### Exercise
How many of the lines below hold the word "nmol"? Answer only with the number.

>>>

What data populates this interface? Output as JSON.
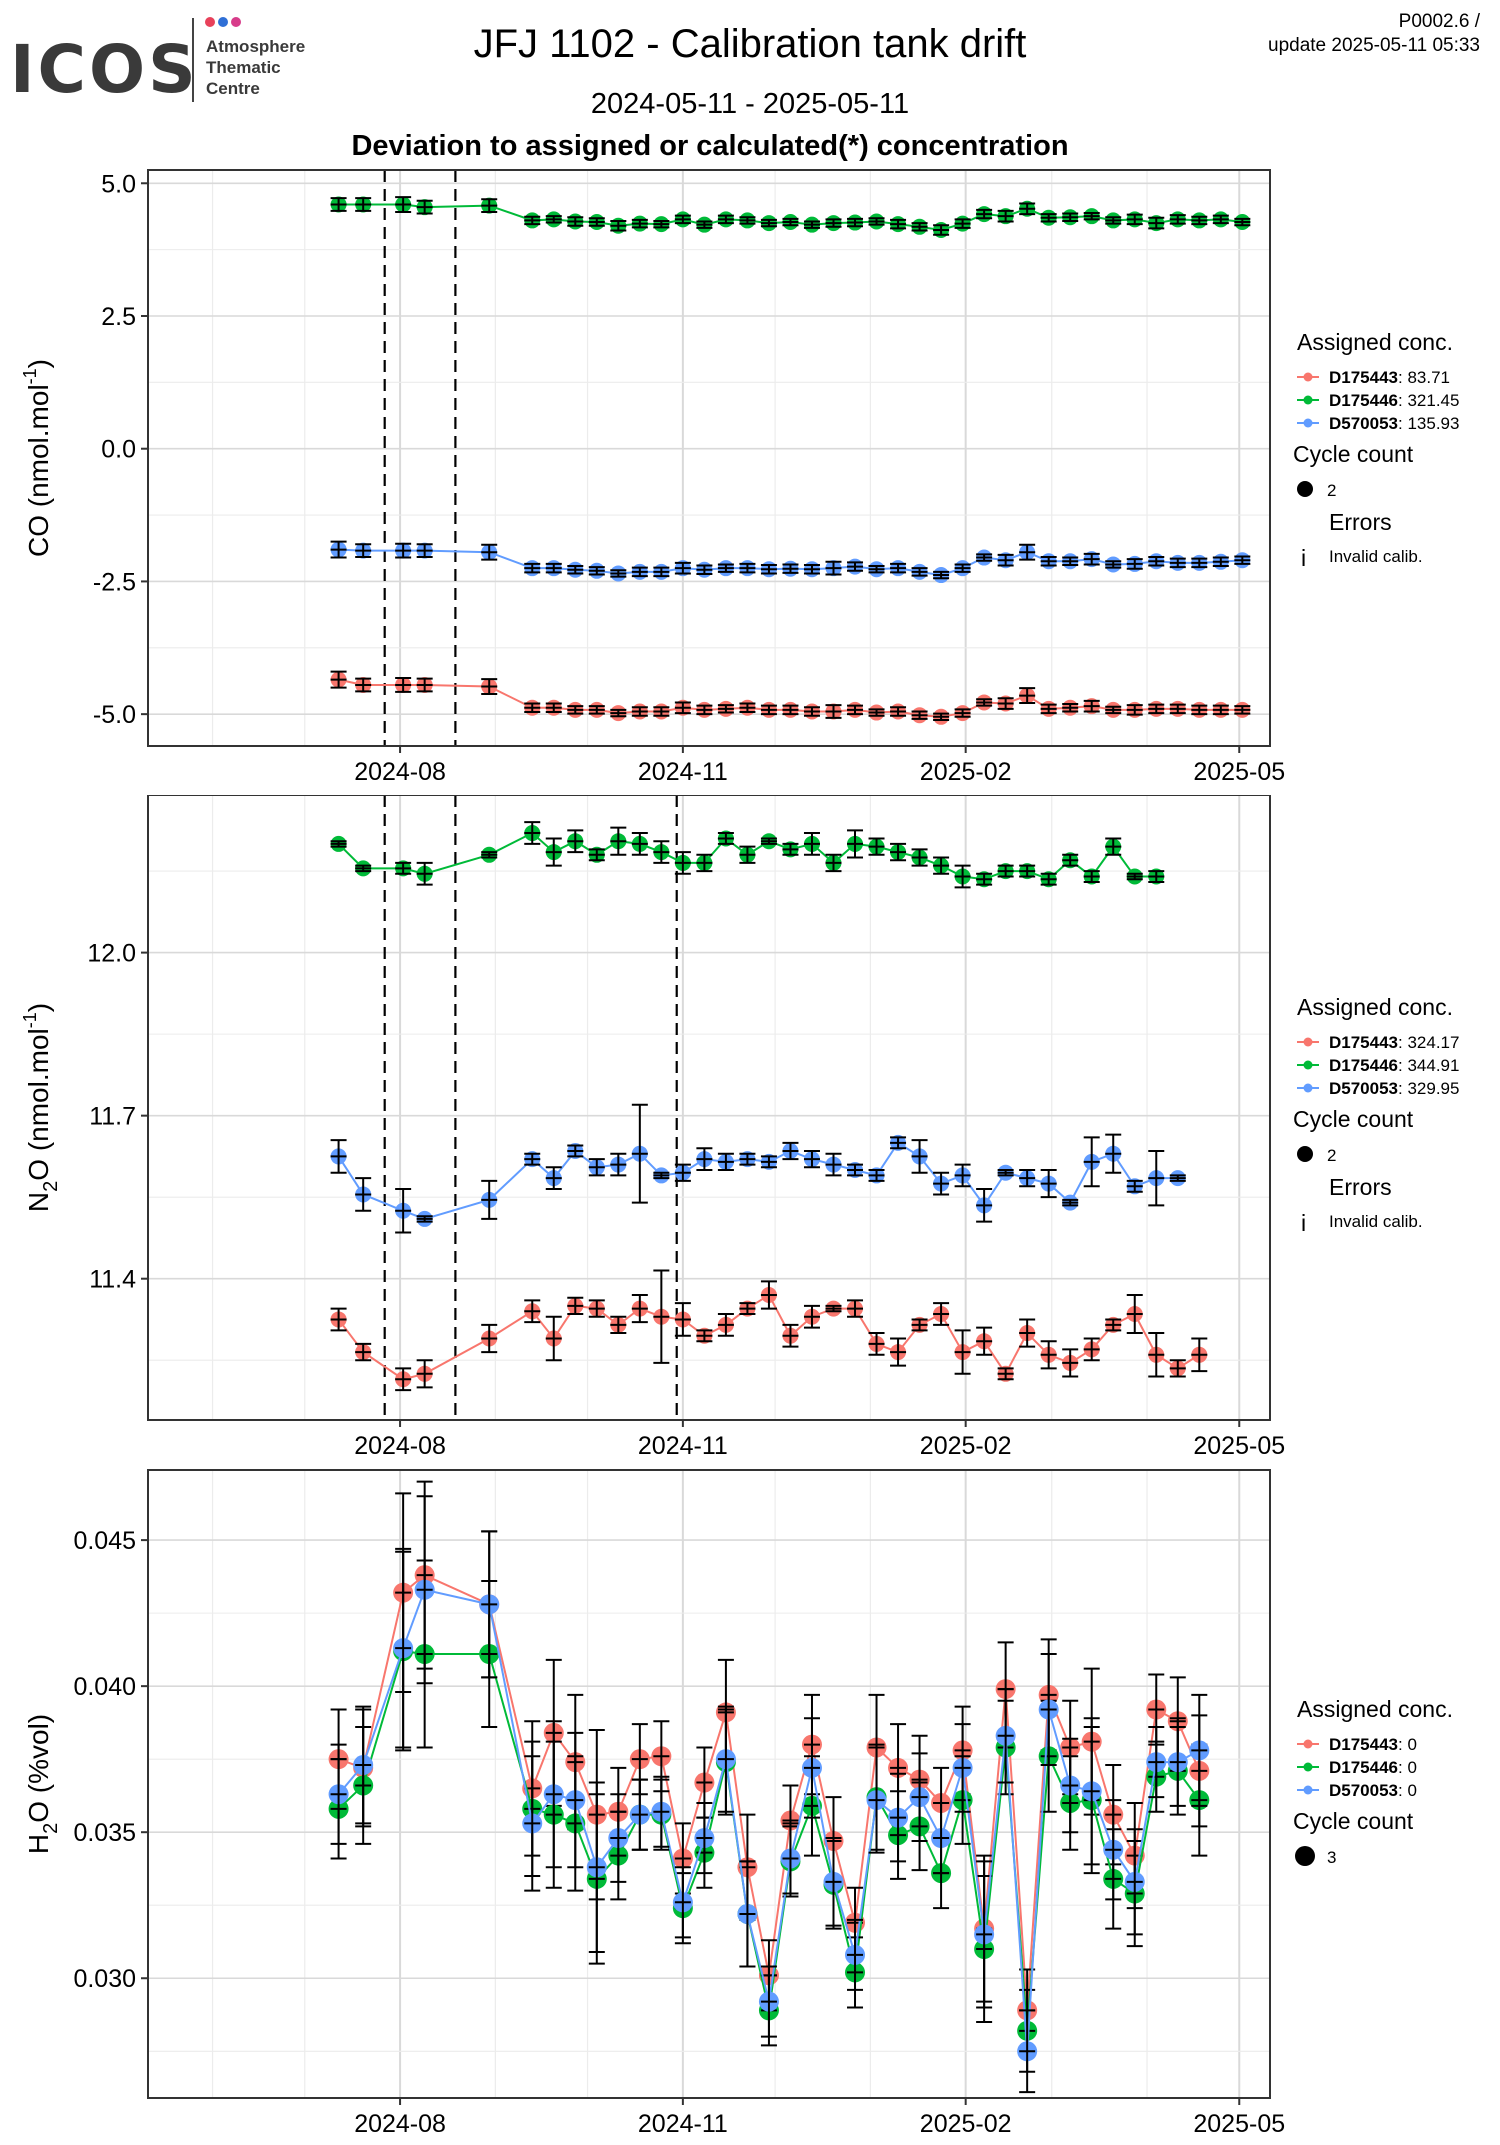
{
  "header": {
    "logo_text": "ICOS",
    "logo_sub": [
      "Atmosphere",
      "Thematic",
      "Centre"
    ],
    "title": "JFJ 1102 - Calibration tank drift",
    "date_range": "2024-05-11 - 2025-05-11",
    "subtitle": "Deviation to assigned or calculated(*) concentration",
    "ref_code": "P0002.6 /",
    "update": "update  2025-05-11 05:33"
  },
  "colors": {
    "D175443": "#F8766D",
    "D175446": "#00BA38",
    "D570053": "#619CFF",
    "grid_major": "#d9d9d9",
    "grid_minor": "#ececec"
  },
  "chart_data": [
    {
      "type": "scatter",
      "ylabel": "CO (nmol.mol-1)",
      "ylabel_main": "CO (nmol.mol",
      "ylabel_sup": "-1",
      "ylabel_end": ")",
      "xlim": [
        "2024-05-11",
        "2025-05-11"
      ],
      "ylim": [
        -5.6,
        5.25
      ],
      "xticks": [
        "2024-08",
        "2024-11",
        "2025-02",
        "2025-05"
      ],
      "yticks": [
        5.0,
        2.5,
        0.0,
        -2.5,
        -5.0
      ],
      "ytick_labels": [
        "5.0",
        "2.5",
        "0.0",
        "-2.5",
        "-5.0"
      ],
      "vlines": [
        "2024-07-27",
        "2024-08-19"
      ],
      "legend": {
        "title": "Assigned conc.",
        "items": [
          {
            "name": "D175443",
            "value": "83.71"
          },
          {
            "name": "D175446",
            "value": "321.45"
          },
          {
            "name": "D570053",
            "value": "135.93"
          }
        ],
        "cycle_title": "Cycle count",
        "cycle_value": "2",
        "errors_title": "Errors",
        "errors_symbol": "i",
        "errors_label": "Invalid calib."
      },
      "marker_radius": 8,
      "x": [
        "2024-07-12",
        "2024-07-20",
        "2024-08-02",
        "2024-08-09",
        "2024-08-30",
        "2024-09-13",
        "2024-09-20",
        "2024-09-27",
        "2024-10-04",
        "2024-10-11",
        "2024-10-18",
        "2024-10-25",
        "2024-11-01",
        "2024-11-08",
        "2024-11-15",
        "2024-11-22",
        "2024-11-29",
        "2024-12-06",
        "2024-12-13",
        "2024-12-20",
        "2024-12-27",
        "2025-01-03",
        "2025-01-10",
        "2025-01-17",
        "2025-01-24",
        "2025-01-31",
        "2025-02-07",
        "2025-02-14",
        "2025-02-21",
        "2025-02-28",
        "2025-03-07",
        "2025-03-14",
        "2025-03-21",
        "2025-03-28",
        "2025-04-04",
        "2025-04-11",
        "2025-04-18",
        "2025-04-25",
        "2025-05-02"
      ],
      "series": [
        {
          "name": "D175443",
          "y": [
            -4.35,
            -4.45,
            -4.45,
            -4.45,
            -4.48,
            -4.88,
            -4.88,
            -4.92,
            -4.92,
            -4.98,
            -4.95,
            -4.95,
            -4.88,
            -4.92,
            -4.9,
            -4.88,
            -4.92,
            -4.92,
            -4.95,
            -4.95,
            -4.92,
            -4.97,
            -4.95,
            -5.02,
            -5.05,
            -4.98,
            -4.78,
            -4.8,
            -4.65,
            -4.9,
            -4.88,
            -4.85,
            -4.92,
            -4.92,
            -4.9,
            -4.9,
            -4.92,
            -4.92,
            -4.92
          ],
          "err": [
            0.15,
            0.12,
            0.13,
            0.12,
            0.14,
            0.08,
            0.08,
            0.07,
            0.07,
            0.06,
            0.08,
            0.08,
            0.1,
            0.08,
            0.07,
            0.08,
            0.08,
            0.08,
            0.08,
            0.12,
            0.08,
            0.06,
            0.08,
            0.07,
            0.06,
            0.07,
            0.06,
            0.1,
            0.14,
            0.08,
            0.07,
            0.1,
            0.06,
            0.09,
            0.08,
            0.08,
            0.08,
            0.08,
            0.07
          ]
        },
        {
          "name": "D175446",
          "y": [
            4.6,
            4.6,
            4.6,
            4.55,
            4.58,
            4.3,
            4.32,
            4.28,
            4.27,
            4.2,
            4.24,
            4.23,
            4.32,
            4.22,
            4.32,
            4.3,
            4.25,
            4.27,
            4.22,
            4.25,
            4.26,
            4.28,
            4.23,
            4.18,
            4.12,
            4.24,
            4.42,
            4.38,
            4.52,
            4.35,
            4.36,
            4.38,
            4.3,
            4.32,
            4.25,
            4.32,
            4.3,
            4.32,
            4.27
          ],
          "err": [
            0.12,
            0.12,
            0.14,
            0.12,
            0.12,
            0.07,
            0.06,
            0.08,
            0.07,
            0.09,
            0.07,
            0.06,
            0.07,
            0.06,
            0.07,
            0.06,
            0.06,
            0.06,
            0.06,
            0.07,
            0.07,
            0.06,
            0.08,
            0.07,
            0.09,
            0.08,
            0.08,
            0.1,
            0.1,
            0.07,
            0.07,
            0.06,
            0.06,
            0.09,
            0.1,
            0.08,
            0.07,
            0.07,
            0.06
          ]
        },
        {
          "name": "D570053",
          "y": [
            -1.9,
            -1.92,
            -1.92,
            -1.92,
            -1.95,
            -2.25,
            -2.25,
            -2.28,
            -2.3,
            -2.35,
            -2.32,
            -2.32,
            -2.25,
            -2.28,
            -2.25,
            -2.25,
            -2.27,
            -2.26,
            -2.27,
            -2.25,
            -2.22,
            -2.27,
            -2.25,
            -2.32,
            -2.38,
            -2.25,
            -2.05,
            -2.1,
            -1.95,
            -2.12,
            -2.12,
            -2.08,
            -2.18,
            -2.17,
            -2.12,
            -2.15,
            -2.15,
            -2.13,
            -2.1
          ]
        }
      ]
    },
    {
      "type": "scatter",
      "ylabel": "N2O (nmol.mol-1)",
      "ylabel_main": "N",
      "ylabel_sub": "2",
      "ylabel_mid": "O (nmol.mol",
      "ylabel_sup": "-1",
      "ylabel_end": ")",
      "xlim": [
        "2024-05-11",
        "2025-05-11"
      ],
      "ylim": [
        11.14,
        12.29
      ],
      "xticks": [
        "2024-08",
        "2024-11",
        "2025-02",
        "2025-05"
      ],
      "yticks": [
        12.0,
        11.7,
        11.4
      ],
      "ytick_labels": [
        "12.0",
        "11.7",
        "11.4"
      ],
      "vlines": [
        "2024-07-27",
        "2024-08-19",
        "2024-10-30"
      ],
      "legend": {
        "title": "Assigned conc.",
        "items": [
          {
            "name": "D175443",
            "value": "324.17"
          },
          {
            "name": "D175446",
            "value": "344.91"
          },
          {
            "name": "D570053",
            "value": "329.95"
          }
        ],
        "cycle_title": "Cycle count",
        "cycle_value": "2",
        "errors_title": "Errors",
        "errors_symbol": "i",
        "errors_label": "Invalid calib."
      },
      "marker_radius": 8,
      "x": [
        "2024-07-12",
        "2024-07-20",
        "2024-08-02",
        "2024-08-09",
        "2024-08-30",
        "2024-09-13",
        "2024-09-20",
        "2024-09-27",
        "2024-10-04",
        "2024-10-11",
        "2024-10-18",
        "2024-10-25",
        "2024-11-01",
        "2024-11-08",
        "2024-11-15",
        "2024-11-22",
        "2024-11-29",
        "2024-12-06",
        "2024-12-13",
        "2024-12-20",
        "2024-12-27",
        "2025-01-03",
        "2025-01-10",
        "2025-01-17",
        "2025-01-24",
        "2025-01-31",
        "2025-02-07",
        "2025-02-14",
        "2025-02-21",
        "2025-02-28",
        "2025-03-07",
        "2025-03-14",
        "2025-03-21",
        "2025-03-28",
        "2025-04-04",
        "2025-04-11",
        "2025-04-18",
        "2025-04-25",
        "2025-05-02"
      ],
      "series": [
        {
          "name": "D175443",
          "y": [
            11.325,
            11.265,
            11.215,
            11.225,
            11.29,
            11.34,
            11.29,
            11.35,
            11.345,
            11.315,
            11.345,
            11.33,
            11.325,
            11.295,
            11.315,
            11.345,
            11.37,
            11.295,
            11.33,
            11.345,
            11.345,
            11.28,
            11.265,
            11.315,
            11.335,
            11.265,
            11.285,
            11.225,
            11.3,
            11.26,
            11.245,
            11.27,
            11.315,
            11.335,
            11.26,
            11.235,
            11.26
          ],
          "err": [
            0.02,
            0.015,
            0.02,
            0.025,
            0.025,
            0.02,
            0.04,
            0.015,
            0.015,
            0.015,
            0.025,
            0.085,
            0.03,
            0.01,
            0.02,
            0.01,
            0.025,
            0.02,
            0.02,
            0.005,
            0.015,
            0.02,
            0.025,
            0.01,
            0.02,
            0.04,
            0.025,
            0.01,
            0.025,
            0.025,
            0.025,
            0.02,
            0.01,
            0.035,
            0.04,
            0.015,
            0.03
          ]
        },
        {
          "name": "D175446",
          "y": [
            12.2,
            12.155,
            12.155,
            12.145,
            12.18,
            12.22,
            12.185,
            12.205,
            12.18,
            12.205,
            12.2,
            12.185,
            12.165,
            12.165,
            12.21,
            12.18,
            12.205,
            12.19,
            12.2,
            12.165,
            12.2,
            12.195,
            12.185,
            12.175,
            12.16,
            12.14,
            12.135,
            12.15,
            12.15,
            12.135,
            12.17,
            12.14,
            12.195,
            12.14,
            12.14
          ],
          "err": [
            0.005,
            0.005,
            0.01,
            0.02,
            0.005,
            0.02,
            0.025,
            0.02,
            0.01,
            0.025,
            0.02,
            0.02,
            0.02,
            0.015,
            0.01,
            0.015,
            0.005,
            0.01,
            0.02,
            0.015,
            0.025,
            0.015,
            0.015,
            0.015,
            0.015,
            0.02,
            0.01,
            0.01,
            0.01,
            0.01,
            0.01,
            0.01,
            0.015,
            0.005,
            0.01
          ]
        },
        {
          "name": "D570053",
          "y": [
            11.625,
            11.555,
            11.525,
            11.51,
            11.545,
            11.62,
            11.585,
            11.635,
            11.605,
            11.61,
            11.63,
            11.59,
            11.595,
            11.62,
            11.615,
            11.62,
            11.615,
            11.635,
            11.62,
            11.61,
            11.6,
            11.59,
            11.65,
            11.625,
            11.575,
            11.59,
            11.535,
            11.595,
            11.585,
            11.575,
            11.54,
            11.615,
            11.63,
            11.57,
            11.585,
            11.585
          ],
          "err": [
            0.03,
            0.03,
            0.04,
            0.005,
            0.035,
            0.01,
            0.02,
            0.01,
            0.015,
            0.02,
            0.09,
            0.005,
            0.015,
            0.02,
            0.015,
            0.01,
            0.01,
            0.015,
            0.015,
            0.02,
            0.01,
            0.01,
            0.01,
            0.03,
            0.02,
            0.02,
            0.03,
            0.005,
            0.015,
            0.025,
            0.005,
            0.045,
            0.035,
            0.01,
            0.05,
            0.005
          ]
        }
      ]
    },
    {
      "type": "scatter",
      "ylabel": "H2O (%vol)",
      "ylabel_main": "H",
      "ylabel_sub": "2",
      "ylabel_mid": "O (%vol)",
      "ylabel_sup": "",
      "ylabel_end": "",
      "xlim": [
        "2024-05-11",
        "2025-05-11"
      ],
      "ylim": [
        0.0259,
        0.0474
      ],
      "xticks": [
        "2024-08",
        "2024-11",
        "2025-02",
        "2025-05"
      ],
      "yticks": [
        0.045,
        0.04,
        0.035,
        0.03
      ],
      "ytick_labels": [
        "0.045",
        "0.040",
        "0.035",
        "0.030"
      ],
      "vlines": [],
      "legend": {
        "title": "Assigned conc.",
        "items": [
          {
            "name": "D175443",
            "value": "0"
          },
          {
            "name": "D175446",
            "value": "0"
          },
          {
            "name": "D570053",
            "value": "0"
          }
        ],
        "cycle_title": "Cycle count",
        "cycle_value": "3"
      },
      "marker_radius": 10,
      "x": [
        "2024-07-12",
        "2024-07-20",
        "2024-08-02",
        "2024-08-09",
        "2024-08-30",
        "2024-09-13",
        "2024-09-20",
        "2024-09-27",
        "2024-10-04",
        "2024-10-11",
        "2024-10-18",
        "2024-10-25",
        "2024-11-01",
        "2024-11-08",
        "2024-11-15",
        "2024-11-22",
        "2024-11-29",
        "2024-12-06",
        "2024-12-13",
        "2024-12-20",
        "2024-12-27",
        "2025-01-03",
        "2025-01-10",
        "2025-01-17",
        "2025-01-24",
        "2025-01-31",
        "2025-02-07",
        "2025-02-14",
        "2025-02-21",
        "2025-02-28",
        "2025-03-07",
        "2025-03-14",
        "2025-03-21",
        "2025-03-28",
        "2025-04-04",
        "2025-04-11",
        "2025-04-18",
        "2025-04-25",
        "2025-05-02"
      ],
      "series": [
        {
          "name": "D175443",
          "y": [
            0.0375,
            0.0372,
            0.0432,
            0.0438,
            0.0428,
            0.0365,
            0.0384,
            0.0374,
            0.0356,
            0.0357,
            0.0375,
            0.0376,
            0.0341,
            0.0367,
            0.0391,
            0.0338,
            0.0301,
            0.0354,
            0.038,
            0.0347,
            0.0319,
            0.0379,
            0.0372,
            0.0368,
            0.036,
            0.0378,
            0.0317,
            0.0399,
            0.0289,
            0.0397,
            0.0379,
            0.0381,
            0.0356,
            0.0342,
            0.0392,
            0.0388,
            0.0371
          ],
          "err": [
            0.0017,
            0.002,
            0.0034,
            0.0032,
            0.0025,
            0.0023,
            0.0025,
            0.0023,
            0.0029,
            0.0015,
            0.0012,
            0.0012,
            0.0012,
            0.0012,
            0.0018,
            0.0018,
            0.0012,
            0.0012,
            0.0017,
            0.0015,
            0.0012,
            0.0018,
            0.0015,
            0.0015,
            0.0012,
            0.0015,
            0.0025,
            0.0016,
            0.0014,
            0.0019,
            0.0016,
            0.0025,
            0.0017,
            0.0018,
            0.0012,
            0.0015,
            0.0019
          ]
        },
        {
          "name": "D175446",
          "y": [
            0.0358,
            0.0366,
            0.0412,
            0.0411,
            0.0411,
            0.0358,
            0.0356,
            0.0353,
            0.0334,
            0.0342,
            0.0356,
            0.0356,
            0.0324,
            0.0343,
            0.0374,
            0.0322,
            0.0289,
            0.034,
            0.0359,
            0.0332,
            0.0302,
            0.0362,
            0.0349,
            0.0352,
            0.0336,
            0.0361,
            0.031,
            0.0379,
            0.0282,
            0.0376,
            0.036,
            0.0361,
            0.0334,
            0.0329,
            0.0369,
            0.0371,
            0.0361
          ]
        },
        {
          "name": "D570053",
          "y": [
            0.0363,
            0.0373,
            0.0413,
            0.0433,
            0.0428,
            0.0353,
            0.0363,
            0.0361,
            0.0338,
            0.0348,
            0.0356,
            0.0357,
            0.0326,
            0.0348,
            0.0375,
            0.0322,
            0.0292,
            0.0341,
            0.0372,
            0.0333,
            0.0308,
            0.0361,
            0.0355,
            0.0362,
            0.0348,
            0.0372,
            0.0315,
            0.0383,
            0.0275,
            0.0392,
            0.0366,
            0.0364,
            0.0344,
            0.0333,
            0.0374,
            0.0374,
            0.0378
          ]
        }
      ]
    }
  ]
}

<<<

### Answer for the task
4